## EXERCISE REQUIREMENTS
Go through the material below and copy all lines with "sync".
[START OF RECORDS]
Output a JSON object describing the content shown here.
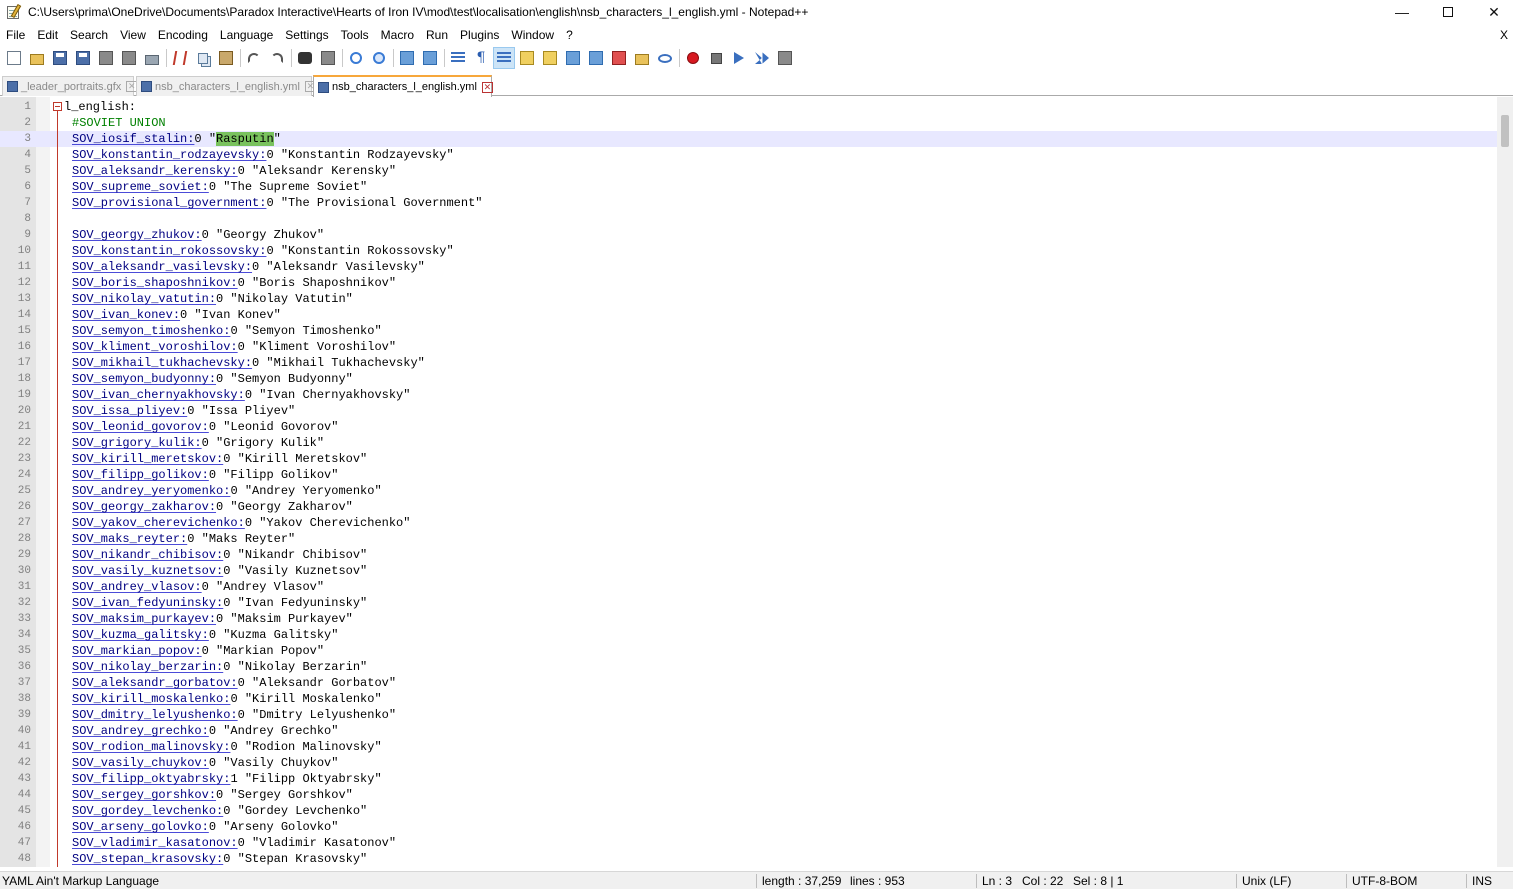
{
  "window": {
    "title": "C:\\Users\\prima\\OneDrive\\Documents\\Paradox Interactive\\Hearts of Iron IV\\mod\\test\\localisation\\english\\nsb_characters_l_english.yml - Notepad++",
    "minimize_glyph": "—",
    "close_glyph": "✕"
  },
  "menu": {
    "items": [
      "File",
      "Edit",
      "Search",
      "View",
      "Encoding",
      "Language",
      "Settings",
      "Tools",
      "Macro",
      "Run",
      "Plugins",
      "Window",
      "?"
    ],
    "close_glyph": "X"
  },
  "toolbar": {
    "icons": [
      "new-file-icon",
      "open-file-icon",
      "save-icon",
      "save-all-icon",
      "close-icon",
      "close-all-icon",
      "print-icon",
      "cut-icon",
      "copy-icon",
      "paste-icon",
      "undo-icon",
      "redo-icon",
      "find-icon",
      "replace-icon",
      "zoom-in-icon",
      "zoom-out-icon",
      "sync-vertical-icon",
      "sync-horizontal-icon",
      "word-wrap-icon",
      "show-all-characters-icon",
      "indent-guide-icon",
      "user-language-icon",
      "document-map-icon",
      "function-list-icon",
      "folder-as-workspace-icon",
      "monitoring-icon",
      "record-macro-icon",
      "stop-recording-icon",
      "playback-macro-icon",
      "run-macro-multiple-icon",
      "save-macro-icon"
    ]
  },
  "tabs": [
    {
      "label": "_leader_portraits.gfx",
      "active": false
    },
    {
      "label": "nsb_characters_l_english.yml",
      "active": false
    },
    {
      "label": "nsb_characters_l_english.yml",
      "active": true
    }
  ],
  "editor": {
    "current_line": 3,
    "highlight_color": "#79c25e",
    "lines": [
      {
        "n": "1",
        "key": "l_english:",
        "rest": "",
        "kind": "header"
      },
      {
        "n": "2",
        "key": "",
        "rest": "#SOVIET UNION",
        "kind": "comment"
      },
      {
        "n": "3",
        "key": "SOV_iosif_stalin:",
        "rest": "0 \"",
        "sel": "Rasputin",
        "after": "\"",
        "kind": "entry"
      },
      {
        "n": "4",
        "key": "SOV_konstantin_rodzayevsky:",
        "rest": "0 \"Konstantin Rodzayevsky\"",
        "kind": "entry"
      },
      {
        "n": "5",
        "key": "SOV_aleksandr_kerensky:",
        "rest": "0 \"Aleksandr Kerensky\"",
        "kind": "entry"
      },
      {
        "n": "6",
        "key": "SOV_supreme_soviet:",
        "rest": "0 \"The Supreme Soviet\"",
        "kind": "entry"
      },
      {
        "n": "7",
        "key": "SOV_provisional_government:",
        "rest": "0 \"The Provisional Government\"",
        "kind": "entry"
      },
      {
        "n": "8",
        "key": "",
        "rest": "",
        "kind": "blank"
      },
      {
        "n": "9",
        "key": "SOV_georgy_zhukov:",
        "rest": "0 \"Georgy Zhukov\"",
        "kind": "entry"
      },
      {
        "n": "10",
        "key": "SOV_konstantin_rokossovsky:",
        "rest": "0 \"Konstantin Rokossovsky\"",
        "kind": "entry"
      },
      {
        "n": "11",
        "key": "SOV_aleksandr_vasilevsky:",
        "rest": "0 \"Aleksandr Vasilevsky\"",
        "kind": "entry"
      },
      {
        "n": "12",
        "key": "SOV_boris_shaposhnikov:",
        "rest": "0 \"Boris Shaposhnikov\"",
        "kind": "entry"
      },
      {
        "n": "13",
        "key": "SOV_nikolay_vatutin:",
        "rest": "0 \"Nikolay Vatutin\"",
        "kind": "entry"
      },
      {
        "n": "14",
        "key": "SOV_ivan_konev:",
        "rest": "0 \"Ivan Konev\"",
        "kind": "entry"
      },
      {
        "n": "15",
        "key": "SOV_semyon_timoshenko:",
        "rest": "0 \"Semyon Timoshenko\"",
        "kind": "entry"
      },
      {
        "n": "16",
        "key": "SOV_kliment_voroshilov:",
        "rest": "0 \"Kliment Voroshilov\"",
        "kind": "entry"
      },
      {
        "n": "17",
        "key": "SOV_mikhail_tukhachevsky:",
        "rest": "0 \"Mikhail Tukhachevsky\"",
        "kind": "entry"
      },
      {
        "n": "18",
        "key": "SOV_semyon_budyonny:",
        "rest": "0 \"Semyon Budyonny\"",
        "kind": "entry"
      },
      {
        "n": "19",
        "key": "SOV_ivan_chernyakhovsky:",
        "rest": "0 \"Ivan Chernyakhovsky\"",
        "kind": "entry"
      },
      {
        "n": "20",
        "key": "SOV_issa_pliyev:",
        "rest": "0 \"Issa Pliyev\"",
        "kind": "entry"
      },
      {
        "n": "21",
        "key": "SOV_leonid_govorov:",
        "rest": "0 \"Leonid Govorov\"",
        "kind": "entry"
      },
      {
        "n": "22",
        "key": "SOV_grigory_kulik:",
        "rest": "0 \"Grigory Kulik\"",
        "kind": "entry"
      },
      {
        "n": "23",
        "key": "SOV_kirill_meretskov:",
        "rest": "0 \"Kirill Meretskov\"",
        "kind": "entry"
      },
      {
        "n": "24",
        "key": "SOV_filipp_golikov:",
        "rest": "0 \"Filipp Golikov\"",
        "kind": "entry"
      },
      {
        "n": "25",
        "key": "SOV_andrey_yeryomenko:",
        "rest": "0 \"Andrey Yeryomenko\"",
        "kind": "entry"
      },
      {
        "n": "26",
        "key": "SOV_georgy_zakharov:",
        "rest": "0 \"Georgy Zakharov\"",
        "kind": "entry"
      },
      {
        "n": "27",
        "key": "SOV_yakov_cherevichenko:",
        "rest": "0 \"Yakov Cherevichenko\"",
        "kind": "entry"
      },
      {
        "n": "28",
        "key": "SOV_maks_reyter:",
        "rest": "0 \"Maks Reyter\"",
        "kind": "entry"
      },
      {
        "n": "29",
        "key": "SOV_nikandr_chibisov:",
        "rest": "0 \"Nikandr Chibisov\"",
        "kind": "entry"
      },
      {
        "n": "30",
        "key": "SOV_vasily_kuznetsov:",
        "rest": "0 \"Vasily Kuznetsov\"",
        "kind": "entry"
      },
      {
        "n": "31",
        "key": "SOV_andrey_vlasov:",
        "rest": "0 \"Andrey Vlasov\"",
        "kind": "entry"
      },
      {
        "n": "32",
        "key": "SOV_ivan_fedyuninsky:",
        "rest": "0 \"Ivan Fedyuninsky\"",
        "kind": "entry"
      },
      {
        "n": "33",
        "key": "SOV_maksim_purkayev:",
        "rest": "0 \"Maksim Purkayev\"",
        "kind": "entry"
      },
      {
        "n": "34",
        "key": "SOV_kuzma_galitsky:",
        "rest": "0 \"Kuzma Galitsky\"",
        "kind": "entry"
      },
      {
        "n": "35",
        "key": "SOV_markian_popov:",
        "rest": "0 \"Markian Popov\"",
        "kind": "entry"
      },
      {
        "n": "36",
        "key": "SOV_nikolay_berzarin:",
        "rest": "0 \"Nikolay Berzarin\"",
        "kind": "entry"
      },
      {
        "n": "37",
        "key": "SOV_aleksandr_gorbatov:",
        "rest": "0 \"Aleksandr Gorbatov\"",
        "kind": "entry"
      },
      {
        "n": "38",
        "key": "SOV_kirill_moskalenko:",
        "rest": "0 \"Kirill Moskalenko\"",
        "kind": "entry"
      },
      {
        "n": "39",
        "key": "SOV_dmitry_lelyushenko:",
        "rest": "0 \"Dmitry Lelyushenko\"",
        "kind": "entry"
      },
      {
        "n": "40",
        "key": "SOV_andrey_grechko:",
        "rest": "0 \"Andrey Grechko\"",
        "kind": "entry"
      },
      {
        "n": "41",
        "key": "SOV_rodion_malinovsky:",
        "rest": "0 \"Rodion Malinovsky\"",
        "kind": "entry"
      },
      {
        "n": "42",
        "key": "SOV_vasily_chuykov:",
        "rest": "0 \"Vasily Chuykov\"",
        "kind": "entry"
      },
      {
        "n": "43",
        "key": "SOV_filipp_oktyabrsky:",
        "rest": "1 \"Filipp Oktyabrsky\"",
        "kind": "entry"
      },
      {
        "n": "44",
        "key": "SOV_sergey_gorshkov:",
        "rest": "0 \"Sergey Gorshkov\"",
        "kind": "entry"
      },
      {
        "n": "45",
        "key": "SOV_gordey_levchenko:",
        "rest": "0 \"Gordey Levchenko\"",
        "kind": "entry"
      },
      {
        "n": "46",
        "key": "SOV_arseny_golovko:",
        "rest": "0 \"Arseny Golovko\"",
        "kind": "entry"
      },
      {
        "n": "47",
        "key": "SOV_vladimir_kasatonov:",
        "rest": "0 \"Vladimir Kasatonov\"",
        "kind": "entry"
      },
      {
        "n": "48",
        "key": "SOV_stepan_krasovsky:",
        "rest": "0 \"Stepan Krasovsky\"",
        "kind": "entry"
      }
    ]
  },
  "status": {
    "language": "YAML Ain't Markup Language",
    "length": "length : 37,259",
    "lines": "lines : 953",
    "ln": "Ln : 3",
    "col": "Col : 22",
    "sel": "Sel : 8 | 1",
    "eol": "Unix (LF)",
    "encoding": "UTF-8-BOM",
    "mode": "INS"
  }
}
[END OF RECORDS]
## CORRECT RESPONSE
      "sync-vertical-icon",
      "sync-horizontal-icon",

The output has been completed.